#### [GIVEN REQUEST]
Nothing in the records may be left out or altered; reproduce them all exactly.

begin

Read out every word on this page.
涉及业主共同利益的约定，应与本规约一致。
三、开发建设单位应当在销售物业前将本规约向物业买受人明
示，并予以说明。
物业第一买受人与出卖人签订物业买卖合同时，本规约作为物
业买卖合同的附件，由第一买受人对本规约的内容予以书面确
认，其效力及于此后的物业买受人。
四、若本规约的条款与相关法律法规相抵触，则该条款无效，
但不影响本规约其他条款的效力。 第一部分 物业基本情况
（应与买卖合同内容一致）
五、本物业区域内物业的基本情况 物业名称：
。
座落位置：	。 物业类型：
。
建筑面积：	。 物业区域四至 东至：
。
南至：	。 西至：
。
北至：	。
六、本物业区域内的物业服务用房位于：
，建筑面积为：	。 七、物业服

end

#### [RESPONSE]
Read out every word on this page.
涉及业主共同利益的约定，应与本规约一致。
三、开发建设单位应当在销售物业前将本规约向物业买受人明
示，并予以说明。
物业第一买受人与出卖人签订物业买卖合同时，本规约作为物
业买卖合同的附件，由第一买受人对本规约的内容予以书面确
认，其效力及于此后的物业买受人。
四、若本规约的条款与相关法律法规相抵触，则该条款无效，
但不影响本规约其他条款的效力。 第一部分 物业基本情况
（应与买卖合同内容一致）
五、本物业区域内物业的基本情况 物业名称：
。
座落位置：	。 物业类型：
。
建筑面积：	。 物业区域四至 东至：
。
南至：	。 西至：
。
北至：	。
六、本物业区域内的物业服务用房位于：
，建筑面积为：	。 七、物业服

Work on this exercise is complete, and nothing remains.